# Entries supplied start
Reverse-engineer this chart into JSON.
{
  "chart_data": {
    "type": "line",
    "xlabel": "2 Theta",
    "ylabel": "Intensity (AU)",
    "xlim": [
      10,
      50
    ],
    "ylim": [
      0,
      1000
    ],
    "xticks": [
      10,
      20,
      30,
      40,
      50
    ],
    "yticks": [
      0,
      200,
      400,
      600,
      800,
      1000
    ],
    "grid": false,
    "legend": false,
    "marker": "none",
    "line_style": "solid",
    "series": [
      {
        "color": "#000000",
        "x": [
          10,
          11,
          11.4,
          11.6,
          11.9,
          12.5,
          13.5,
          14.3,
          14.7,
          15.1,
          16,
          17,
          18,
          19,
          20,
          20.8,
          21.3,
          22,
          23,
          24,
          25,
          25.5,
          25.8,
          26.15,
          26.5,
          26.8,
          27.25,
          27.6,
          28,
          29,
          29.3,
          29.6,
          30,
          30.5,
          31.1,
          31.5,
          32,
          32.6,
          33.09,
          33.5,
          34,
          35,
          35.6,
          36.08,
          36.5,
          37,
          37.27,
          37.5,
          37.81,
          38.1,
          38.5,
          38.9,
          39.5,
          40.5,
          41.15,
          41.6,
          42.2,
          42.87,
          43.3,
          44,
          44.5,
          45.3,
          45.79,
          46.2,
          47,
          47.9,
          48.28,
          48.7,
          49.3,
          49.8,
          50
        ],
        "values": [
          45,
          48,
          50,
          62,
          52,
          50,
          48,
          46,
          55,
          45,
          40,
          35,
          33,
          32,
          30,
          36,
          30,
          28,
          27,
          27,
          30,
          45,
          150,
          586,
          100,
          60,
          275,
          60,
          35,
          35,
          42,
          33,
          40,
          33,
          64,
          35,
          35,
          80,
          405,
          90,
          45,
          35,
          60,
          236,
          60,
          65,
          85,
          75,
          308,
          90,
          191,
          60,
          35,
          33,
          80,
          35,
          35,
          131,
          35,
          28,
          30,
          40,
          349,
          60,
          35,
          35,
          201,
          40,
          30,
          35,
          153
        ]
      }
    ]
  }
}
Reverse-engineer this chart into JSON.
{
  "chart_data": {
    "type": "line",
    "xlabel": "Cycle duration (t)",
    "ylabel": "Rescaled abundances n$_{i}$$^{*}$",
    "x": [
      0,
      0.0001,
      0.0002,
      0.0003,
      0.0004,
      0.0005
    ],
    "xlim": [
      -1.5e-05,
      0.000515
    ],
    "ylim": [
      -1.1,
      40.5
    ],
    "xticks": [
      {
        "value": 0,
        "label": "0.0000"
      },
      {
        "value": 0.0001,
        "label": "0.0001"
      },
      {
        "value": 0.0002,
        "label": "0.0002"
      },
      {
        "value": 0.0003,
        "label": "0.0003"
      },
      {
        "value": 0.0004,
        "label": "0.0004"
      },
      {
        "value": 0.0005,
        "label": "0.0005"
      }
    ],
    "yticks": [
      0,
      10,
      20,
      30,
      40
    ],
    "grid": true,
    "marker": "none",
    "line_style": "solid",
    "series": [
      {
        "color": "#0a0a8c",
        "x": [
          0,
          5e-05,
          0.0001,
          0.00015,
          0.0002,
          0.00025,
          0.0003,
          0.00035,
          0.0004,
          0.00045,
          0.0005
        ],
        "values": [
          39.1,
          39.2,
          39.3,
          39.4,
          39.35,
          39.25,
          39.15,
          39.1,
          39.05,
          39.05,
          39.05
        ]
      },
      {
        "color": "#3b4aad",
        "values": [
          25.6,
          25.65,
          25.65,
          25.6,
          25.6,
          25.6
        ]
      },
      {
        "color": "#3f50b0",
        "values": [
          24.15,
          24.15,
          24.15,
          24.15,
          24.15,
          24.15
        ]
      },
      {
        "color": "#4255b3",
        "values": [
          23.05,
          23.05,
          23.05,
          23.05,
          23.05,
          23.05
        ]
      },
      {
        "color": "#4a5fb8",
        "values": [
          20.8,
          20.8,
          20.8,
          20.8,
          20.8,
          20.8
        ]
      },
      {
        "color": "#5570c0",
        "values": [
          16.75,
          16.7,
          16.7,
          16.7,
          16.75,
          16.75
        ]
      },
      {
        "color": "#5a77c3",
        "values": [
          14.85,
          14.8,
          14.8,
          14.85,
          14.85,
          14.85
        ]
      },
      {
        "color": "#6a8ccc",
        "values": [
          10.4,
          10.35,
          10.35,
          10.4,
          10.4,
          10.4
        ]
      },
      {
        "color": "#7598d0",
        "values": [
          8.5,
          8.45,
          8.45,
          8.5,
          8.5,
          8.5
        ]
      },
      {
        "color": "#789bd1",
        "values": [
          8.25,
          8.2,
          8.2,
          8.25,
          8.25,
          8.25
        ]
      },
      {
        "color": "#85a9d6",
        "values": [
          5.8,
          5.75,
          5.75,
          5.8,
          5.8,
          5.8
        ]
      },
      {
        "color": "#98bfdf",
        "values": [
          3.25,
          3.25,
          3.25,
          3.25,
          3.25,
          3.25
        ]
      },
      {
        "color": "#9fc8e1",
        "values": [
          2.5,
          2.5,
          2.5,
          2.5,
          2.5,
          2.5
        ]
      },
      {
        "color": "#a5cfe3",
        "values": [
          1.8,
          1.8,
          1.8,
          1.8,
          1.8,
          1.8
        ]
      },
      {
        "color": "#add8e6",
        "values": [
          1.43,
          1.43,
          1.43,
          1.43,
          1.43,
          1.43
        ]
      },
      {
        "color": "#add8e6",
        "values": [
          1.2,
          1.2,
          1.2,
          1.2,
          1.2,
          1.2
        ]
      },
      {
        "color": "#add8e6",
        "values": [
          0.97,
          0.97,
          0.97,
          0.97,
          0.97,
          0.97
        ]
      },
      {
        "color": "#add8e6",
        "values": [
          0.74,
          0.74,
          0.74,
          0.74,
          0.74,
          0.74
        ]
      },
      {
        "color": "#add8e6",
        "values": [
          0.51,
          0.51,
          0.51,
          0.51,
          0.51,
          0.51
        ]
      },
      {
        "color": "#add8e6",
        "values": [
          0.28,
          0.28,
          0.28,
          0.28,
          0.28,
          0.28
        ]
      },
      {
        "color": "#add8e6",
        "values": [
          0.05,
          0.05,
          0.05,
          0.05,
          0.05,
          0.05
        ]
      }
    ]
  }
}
# Entries supplied end
> **Job**
Copy the data above in full, character for character.

> **Reply to the task**
Reverse-engineer this chart into JSON.
{
  "chart_data": {
    "type": "line",
    "xlabel": "2 Theta",
    "ylabel": "Intensity (AU)",
    "xlim": [
      10,
      50
    ],
    "ylim": [
      0,
      1000
    ],
    "xticks": [
      10,
      20,
      30,
      40,
      50
    ],
    "yticks": [
      0,
      200,
      400,
      600,
      800,
      1000
    ],
    "grid": false,
    "legend": false,
    "marker": "none",
    "line_style": "solid",
    "series": [
      {
        "color": "#000000",
        "x": [
          10,
          11,
          11.4,
          11.6,
          11.9,
          12.5,
          13.5,
          14.3,
          14.7,
          15.1,
          16,
          17,
          18,
          19,
          20,
          20.8,
          21.3,
          22,
          23,
          24,
          25,
          25.5,
          25.8,
          26.15,
          26.5,
          26.8,
          27.25,
          27.6,
          28,
          29,
          29.3,
          29.6,
          30,
          30.5,
          31.1,
          31.5,
          32,
          32.6,
          33.09,
          33.5,
          34,
          35,
          35.6,
          36.08,
          36.5,
          37,
          37.27,
          37.5,
          37.81,
          38.1,
          38.5,
          38.9,
          39.5,
          40.5,
          41.15,
          41.6,
          42.2,
          42.87,
          43.3,
          44,
          44.5,
          45.3,
          45.79,
          46.2,
          47,
          47.9,
          48.28,
          48.7,
          49.3,
          49.8,
          50
        ],
        "values": [
          45,
          48,
          50,
          62,
          52,
          50,
          48,
          46,
          55,
          45,
          40,
          35,
          33,
          32,
          30,
          36,
          30,
          28,
          27,
          27,
          30,
          45,
          150,
          586,
          100,
          60,
          275,
          60,
          35,
          35,
          42,
          33,
          40,
          33,
          64,
          35,
          35,
          80,
          405,
          90,
          45,
          35,
          60,
          236,
          60,
          65,
          85,
          75,
          308,
          90,
          191,
          60,
          35,
          33,
          80,
          35,
          35,
          131,
          35,
          28,
          30,
          40,
          349,
          60,
          35,
          35,
          201,
          40,
          30,
          35,
          153
        ]
      }
    ]
  }
}
Reverse-engineer this chart into JSON.
{
  "chart_data": {
    "type": "line",
    "xlabel": "Cycle duration (t)",
    "ylabel": "Rescaled abundances n$_{i}$$^{*}$",
    "x": [
      0,
      0.0001,
      0.0002,
      0.0003,
      0.0004,
      0.0005
    ],
    "xlim": [
      -1.5e-05,
      0.000515
    ],
    "ylim": [
      -1.1,
      40.5
    ],
    "xticks": [
      {
        "value": 0,
        "label": "0.0000"
      },
      {
        "value": 0.0001,
        "label": "0.0001"
      },
      {
        "value": 0.0002,
        "label": "0.0002"
      },
      {
        "value": 0.0003,
        "label": "0.0003"
      },
      {
        "value": 0.0004,
        "label": "0.0004"
      },
      {
        "value": 0.0005,
        "label": "0.0005"
      }
    ],
    "yticks": [
      0,
      10,
      20,
      30,
      40
    ],
    "grid": true,
    "marker": "none",
    "line_style": "solid",
    "series": [
      {
        "color": "#0a0a8c",
        "x": [
          0,
          5e-05,
          0.0001,
          0.00015,
          0.0002,
          0.00025,
          0.0003,
          0.00035,
          0.0004,
          0.00045,
          0.0005
        ],
        "values": [
          39.1,
          39.2,
          39.3,
          39.4,
          39.35,
          39.25,
          39.15,
          39.1,
          39.05,
          39.05,
          39.05
        ]
      },
      {
        "color": "#3b4aad",
        "values": [
          25.6,
          25.65,
          25.65,
          25.6,
          25.6,
          25.6
        ]
      },
      {
        "color": "#3f50b0",
        "values": [
          24.15,
          24.15,
          24.15,
          24.15,
          24.15,
          24.15
        ]
      },
      {
        "color": "#4255b3",
        "values": [
          23.05,
          23.05,
          23.05,
          23.05,
          23.05,
          23.05
        ]
      },
      {
        "color": "#4a5fb8",
        "values": [
          20.8,
          20.8,
          20.8,
          20.8,
          20.8,
          20.8
        ]
      },
      {
        "color": "#5570c0",
        "values": [
          16.75,
          16.7,
          16.7,
          16.7,
          16.75,
          16.75
        ]
      },
      {
        "color": "#5a77c3",
        "values": [
          14.85,
          14.8,
          14.8,
          14.85,
          14.85,
          14.85
        ]
      },
      {
        "color": "#6a8ccc",
        "values": [
          10.4,
          10.35,
          10.35,
          10.4,
          10.4,
          10.4
        ]
      },
      {
        "color": "#7598d0",
        "values": [
          8.5,
          8.45,
          8.45,
          8.5,
          8.5,
          8.5
        ]
      },
      {
        "color": "#789bd1",
        "values": [
          8.25,
          8.2,
          8.2,
          8.25,
          8.25,
          8.25
        ]
      },
      {
        "color": "#85a9d6",
        "values": [
          5.8,
          5.75,
          5.75,
          5.8,
          5.8,
          5.8
        ]
      },
      {
        "color": "#98bfdf",
        "values": [
          3.25,
          3.25,
          3.25,
          3.25,
          3.25,
          3.25
        ]
      },
      {
        "color": "#9fc8e1",
        "values": [
          2.5,
          2.5,
          2.5,
          2.5,
          2.5,
          2.5
        ]
      },
      {
        "color": "#a5cfe3",
        "values": [
          1.8,
          1.8,
          1.8,
          1.8,
          1.8,
          1.8
        ]
      },
      {
        "color": "#add8e6",
        "values": [
          1.43,
          1.43,
          1.43,
          1.43,
          1.43,
          1.43
        ]
      },
      {
        "color": "#add8e6",
        "values": [
          1.2,
          1.2,
          1.2,
          1.2,
          1.2,
          1.2
        ]
      },
      {
        "color": "#add8e6",
        "values": [
          0.97,
          0.97,
          0.97,
          0.97,
          0.97,
          0.97
        ]
      },
      {
        "color": "#add8e6",
        "values": [
          0.74,
          0.74,
          0.74,
          0.74,
          0.74,
          0.74
        ]
      },
      {
        "color": "#add8e6",
        "values": [
          0.51,
          0.51,
          0.51,
          0.51,
          0.51,
          0.51
        ]
      },
      {
        "color": "#add8e6",
        "values": [
          0.28,
          0.28,
          0.28,
          0.28,
          0.28,
          0.28
        ]
      },
      {
        "color": "#add8e6",
        "values": [
          0.05,
          0.05,
          0.05,
          0.05,
          0.05,
          0.05
        ]
      }
    ]
  }
}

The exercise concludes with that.